(Instructions to follow):
Only the number is wanted: how many lines of the data contain "Method"?

-- Begin Record list --

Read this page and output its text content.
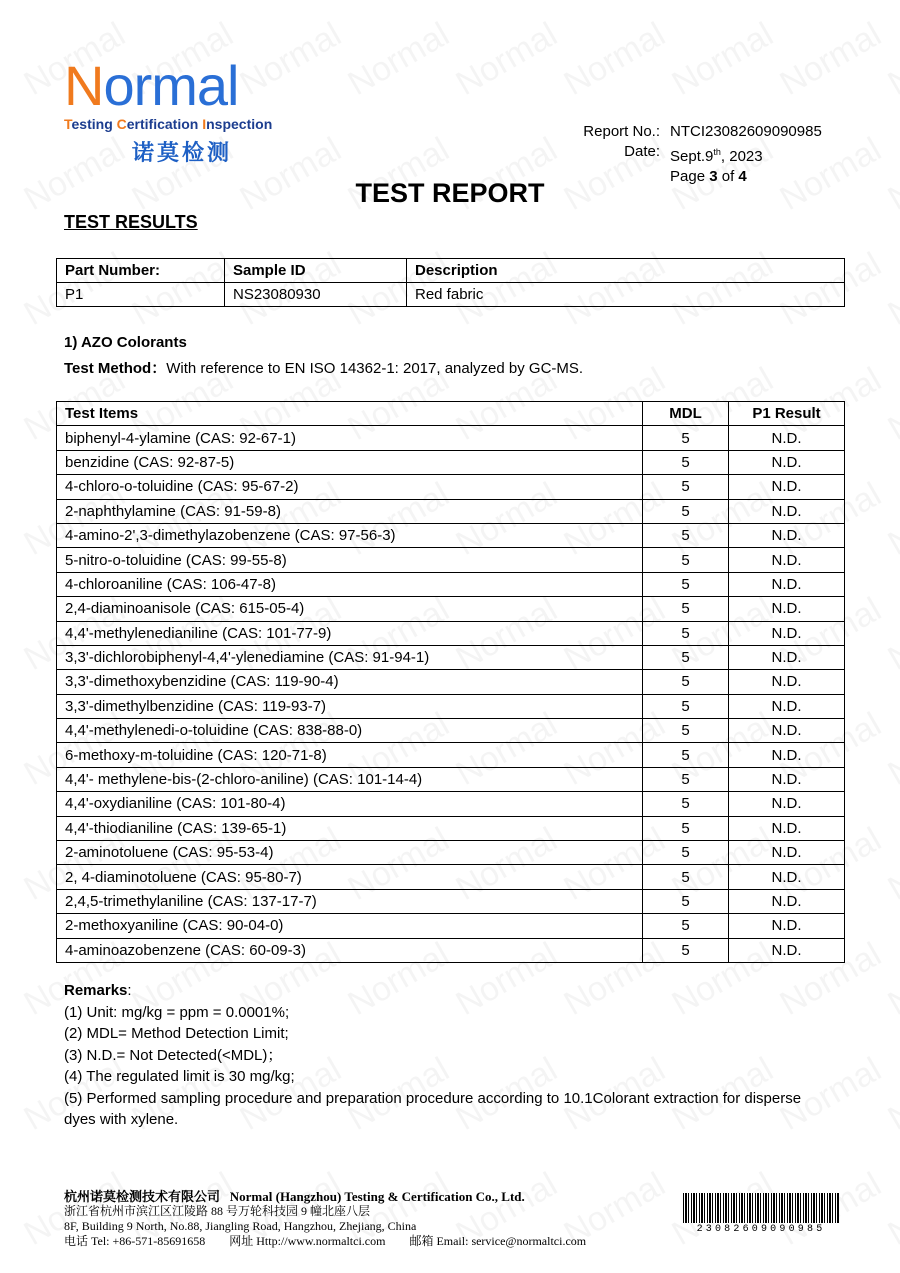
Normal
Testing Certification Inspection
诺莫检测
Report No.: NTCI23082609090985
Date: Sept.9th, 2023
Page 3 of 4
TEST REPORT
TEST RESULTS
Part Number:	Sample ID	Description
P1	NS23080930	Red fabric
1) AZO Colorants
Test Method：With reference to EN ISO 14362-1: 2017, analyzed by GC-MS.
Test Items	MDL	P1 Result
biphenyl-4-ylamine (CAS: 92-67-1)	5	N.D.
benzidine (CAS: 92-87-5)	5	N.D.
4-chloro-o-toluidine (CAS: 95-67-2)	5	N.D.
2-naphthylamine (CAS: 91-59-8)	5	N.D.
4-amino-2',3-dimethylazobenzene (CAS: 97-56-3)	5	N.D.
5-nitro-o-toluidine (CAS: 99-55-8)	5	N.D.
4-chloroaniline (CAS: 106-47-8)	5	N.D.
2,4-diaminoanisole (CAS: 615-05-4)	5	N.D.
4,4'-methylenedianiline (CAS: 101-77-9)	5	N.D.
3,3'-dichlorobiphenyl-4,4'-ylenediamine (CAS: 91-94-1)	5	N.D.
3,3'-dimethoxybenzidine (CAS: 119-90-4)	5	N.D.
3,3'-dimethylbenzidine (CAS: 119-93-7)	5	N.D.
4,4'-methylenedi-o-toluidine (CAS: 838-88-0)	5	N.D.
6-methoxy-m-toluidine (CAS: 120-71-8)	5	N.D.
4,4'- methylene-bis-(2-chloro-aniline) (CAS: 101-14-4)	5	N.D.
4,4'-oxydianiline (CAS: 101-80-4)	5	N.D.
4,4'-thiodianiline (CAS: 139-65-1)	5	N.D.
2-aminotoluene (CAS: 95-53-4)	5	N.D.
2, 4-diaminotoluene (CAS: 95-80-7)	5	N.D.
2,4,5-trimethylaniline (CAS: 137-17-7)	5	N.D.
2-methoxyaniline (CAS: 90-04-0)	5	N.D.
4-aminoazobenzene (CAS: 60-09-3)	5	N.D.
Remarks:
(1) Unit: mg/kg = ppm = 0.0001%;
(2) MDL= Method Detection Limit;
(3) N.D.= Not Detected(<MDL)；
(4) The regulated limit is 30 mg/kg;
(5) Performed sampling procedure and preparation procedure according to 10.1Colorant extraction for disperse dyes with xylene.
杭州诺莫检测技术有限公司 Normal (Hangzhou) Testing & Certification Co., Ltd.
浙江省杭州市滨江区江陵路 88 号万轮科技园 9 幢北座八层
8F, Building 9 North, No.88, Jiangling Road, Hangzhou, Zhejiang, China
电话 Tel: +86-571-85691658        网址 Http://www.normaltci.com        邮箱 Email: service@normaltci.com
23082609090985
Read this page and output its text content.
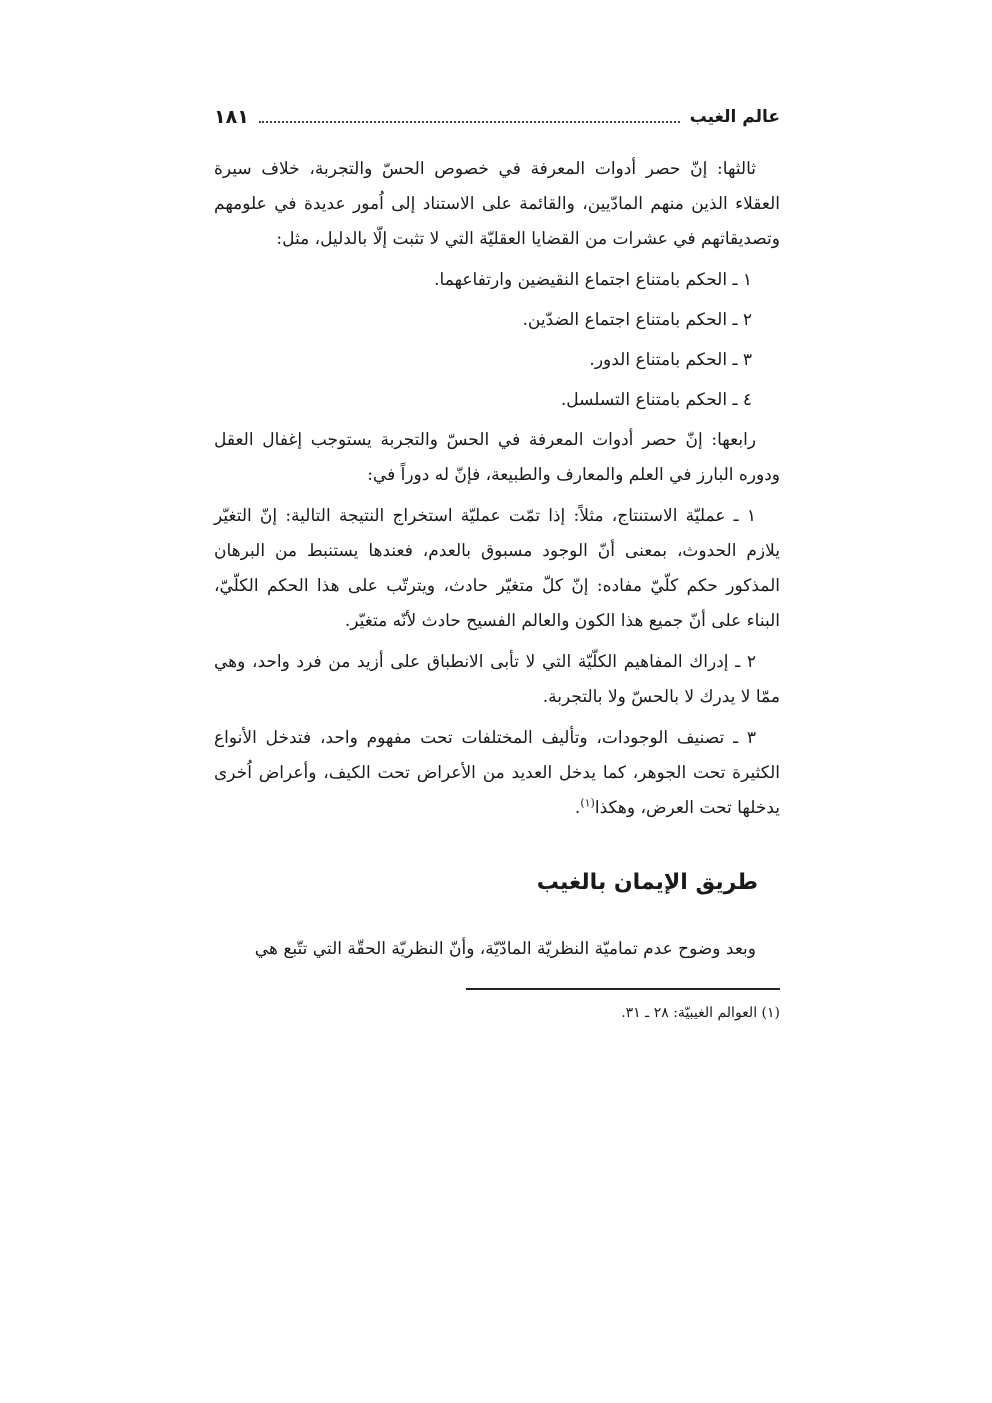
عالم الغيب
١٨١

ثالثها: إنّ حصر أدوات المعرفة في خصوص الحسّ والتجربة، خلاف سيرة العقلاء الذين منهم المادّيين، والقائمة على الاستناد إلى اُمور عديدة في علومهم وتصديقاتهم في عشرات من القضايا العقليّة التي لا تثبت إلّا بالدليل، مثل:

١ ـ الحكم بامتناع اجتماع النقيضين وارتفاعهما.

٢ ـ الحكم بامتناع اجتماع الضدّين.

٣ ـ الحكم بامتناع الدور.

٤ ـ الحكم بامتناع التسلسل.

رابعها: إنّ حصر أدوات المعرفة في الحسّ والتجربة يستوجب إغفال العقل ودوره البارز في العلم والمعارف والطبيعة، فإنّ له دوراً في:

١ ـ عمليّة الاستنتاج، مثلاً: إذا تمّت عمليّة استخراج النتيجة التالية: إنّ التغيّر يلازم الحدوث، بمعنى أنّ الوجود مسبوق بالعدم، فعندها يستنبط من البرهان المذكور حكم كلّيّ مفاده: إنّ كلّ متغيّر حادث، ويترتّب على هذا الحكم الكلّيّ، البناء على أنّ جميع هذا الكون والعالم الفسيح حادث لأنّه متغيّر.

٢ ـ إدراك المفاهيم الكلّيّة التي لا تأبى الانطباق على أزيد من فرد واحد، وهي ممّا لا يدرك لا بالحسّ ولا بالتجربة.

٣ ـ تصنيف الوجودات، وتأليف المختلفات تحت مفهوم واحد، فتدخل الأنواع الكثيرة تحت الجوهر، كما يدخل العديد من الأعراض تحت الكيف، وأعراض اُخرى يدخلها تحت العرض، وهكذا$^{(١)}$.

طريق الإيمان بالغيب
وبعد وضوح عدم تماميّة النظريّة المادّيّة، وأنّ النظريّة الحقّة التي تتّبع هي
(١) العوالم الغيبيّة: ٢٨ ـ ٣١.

-- End Record list --

(Reply to the task):
2